Stored dataset items
----------

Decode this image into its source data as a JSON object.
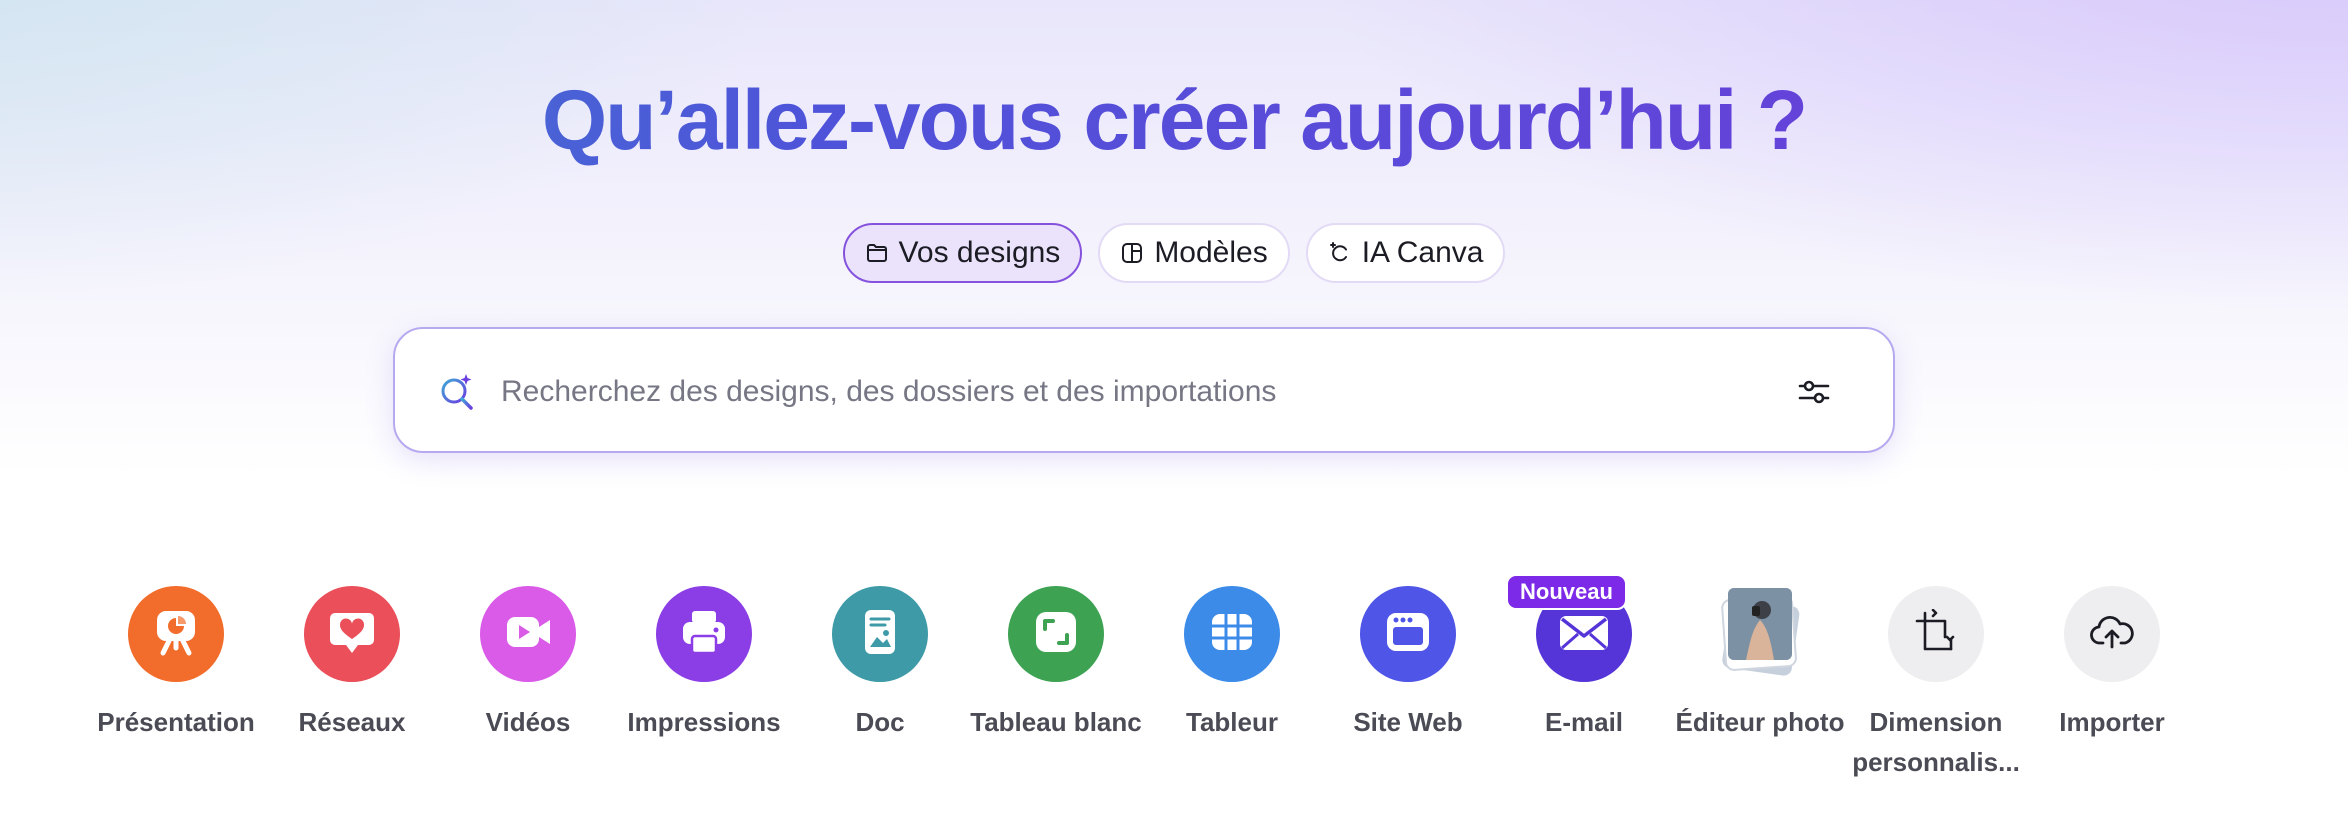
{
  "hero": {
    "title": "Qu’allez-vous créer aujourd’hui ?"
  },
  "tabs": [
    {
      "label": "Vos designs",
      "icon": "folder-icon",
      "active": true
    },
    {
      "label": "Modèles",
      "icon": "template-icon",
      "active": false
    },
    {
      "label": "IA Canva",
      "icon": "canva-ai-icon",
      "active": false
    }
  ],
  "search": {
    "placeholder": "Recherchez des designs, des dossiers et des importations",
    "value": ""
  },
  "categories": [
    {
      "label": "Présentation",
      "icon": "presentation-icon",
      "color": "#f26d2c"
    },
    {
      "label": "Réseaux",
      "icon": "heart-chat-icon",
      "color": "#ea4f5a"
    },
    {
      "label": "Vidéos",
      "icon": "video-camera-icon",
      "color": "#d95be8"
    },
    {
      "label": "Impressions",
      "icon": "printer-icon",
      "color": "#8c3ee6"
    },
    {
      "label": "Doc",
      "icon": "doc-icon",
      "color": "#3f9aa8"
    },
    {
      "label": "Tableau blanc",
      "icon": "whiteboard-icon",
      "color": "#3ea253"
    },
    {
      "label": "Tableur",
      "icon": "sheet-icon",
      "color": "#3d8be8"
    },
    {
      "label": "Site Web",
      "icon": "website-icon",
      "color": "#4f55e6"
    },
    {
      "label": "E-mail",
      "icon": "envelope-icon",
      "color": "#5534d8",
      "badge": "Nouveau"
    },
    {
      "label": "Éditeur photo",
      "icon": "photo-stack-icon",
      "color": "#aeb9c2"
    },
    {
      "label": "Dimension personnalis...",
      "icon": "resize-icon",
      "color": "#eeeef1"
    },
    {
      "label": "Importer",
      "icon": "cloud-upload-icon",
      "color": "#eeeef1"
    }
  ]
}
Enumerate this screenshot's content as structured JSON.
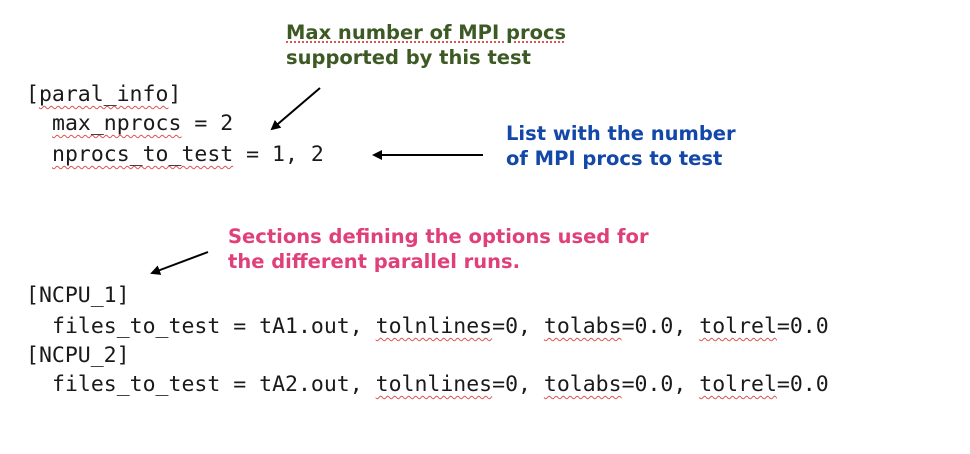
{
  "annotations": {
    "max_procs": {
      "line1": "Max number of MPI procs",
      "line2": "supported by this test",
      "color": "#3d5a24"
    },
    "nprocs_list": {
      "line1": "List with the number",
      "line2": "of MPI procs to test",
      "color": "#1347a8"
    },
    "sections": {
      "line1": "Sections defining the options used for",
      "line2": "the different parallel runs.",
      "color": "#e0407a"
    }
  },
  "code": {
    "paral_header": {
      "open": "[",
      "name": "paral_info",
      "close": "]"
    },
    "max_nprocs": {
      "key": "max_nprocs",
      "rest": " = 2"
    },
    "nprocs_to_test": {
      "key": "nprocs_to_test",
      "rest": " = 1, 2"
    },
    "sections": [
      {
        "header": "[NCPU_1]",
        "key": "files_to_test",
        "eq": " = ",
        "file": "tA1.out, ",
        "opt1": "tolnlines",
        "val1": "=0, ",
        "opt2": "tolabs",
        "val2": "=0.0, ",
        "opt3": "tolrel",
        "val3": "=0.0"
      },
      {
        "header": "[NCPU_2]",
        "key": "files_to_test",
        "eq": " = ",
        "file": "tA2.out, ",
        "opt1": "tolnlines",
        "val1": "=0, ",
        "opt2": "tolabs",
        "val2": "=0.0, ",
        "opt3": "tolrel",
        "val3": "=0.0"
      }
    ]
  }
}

----------

_DIRECTIONS_.
Transcribe the records above verbatim. Do not carry over any picture.

_RESULT BELOW_.
Decode this image into its source data as a JSON object.
{
  "hero": {
    "title": "Qu’allez-vous créer aujourd’hui ?"
  },
  "tabs": [
    {
      "label": "Vos designs",
      "icon": "folder-icon",
      "active": true
    },
    {
      "label": "Modèles",
      "icon": "template-icon",
      "active": false
    },
    {
      "label": "IA Canva",
      "icon": "canva-ai-icon",
      "active": false
    }
  ],
  "search": {
    "placeholder": "Recherchez des designs, des dossiers et des importations",
    "value": ""
  },
  "categories": [
    {
      "label": "Présentation",
      "icon": "presentation-icon",
      "color": "#f26d2c"
    },
    {
      "label": "Réseaux",
      "icon": "heart-chat-icon",
      "color": "#ea4f5a"
    },
    {
      "label": "Vidéos",
      "icon": "video-camera-icon",
      "color": "#d95be8"
    },
    {
      "label": "Impressions",
      "icon": "printer-icon",
      "color": "#8c3ee6"
    },
    {
      "label": "Doc",
      "icon": "doc-icon",
      "color": "#3f9aa8"
    },
    {
      "label": "Tableau blanc",
      "icon": "whiteboard-icon",
      "color": "#3ea253"
    },
    {
      "label": "Tableur",
      "icon": "sheet-icon",
      "color": "#3d8be8"
    },
    {
      "label": "Site Web",
      "icon": "website-icon",
      "color": "#4f55e6"
    },
    {
      "label": "E-mail",
      "icon": "envelope-icon",
      "color": "#5534d8",
      "badge": "Nouveau"
    },
    {
      "label": "Éditeur photo",
      "icon": "photo-stack-icon",
      "color": "#aeb9c2"
    },
    {
      "label": "Dimension personnalis...",
      "icon": "resize-icon",
      "color": "#eeeef1"
    },
    {
      "label": "Importer",
      "icon": "cloud-upload-icon",
      "color": "#eeeef1"
    }
  ]
}
Enumerate this screenshot's content as structured JSON.
{
  "annotations": {
    "max_procs": {
      "line1": "Max number of MPI procs",
      "line2": "supported by this test",
      "color": "#3d5a24"
    },
    "nprocs_list": {
      "line1": "List with the number",
      "line2": "of MPI procs to test",
      "color": "#1347a8"
    },
    "sections": {
      "line1": "Sections defining the options used for",
      "line2": "the different parallel runs.",
      "color": "#e0407a"
    }
  },
  "code": {
    "paral_header": {
      "open": "[",
      "name": "paral_info",
      "close": "]"
    },
    "max_nprocs": {
      "key": "max_nprocs",
      "rest": " = 2"
    },
    "nprocs_to_test": {
      "key": "nprocs_to_test",
      "rest": " = 1, 2"
    },
    "sections": [
      {
        "header": "[NCPU_1]",
        "key": "files_to_test",
        "eq": " = ",
        "file": "tA1.out, ",
        "opt1": "tolnlines",
        "val1": "=0, ",
        "opt2": "tolabs",
        "val2": "=0.0, ",
        "opt3": "tolrel",
        "val3": "=0.0"
      },
      {
        "header": "[NCPU_2]",
        "key": "files_to_test",
        "eq": " = ",
        "file": "tA2.out, ",
        "opt1": "tolnlines",
        "val1": "=0, ",
        "opt2": "tolabs",
        "val2": "=0.0, ",
        "opt3": "tolrel",
        "val3": "=0.0"
      }
    ]
  }
}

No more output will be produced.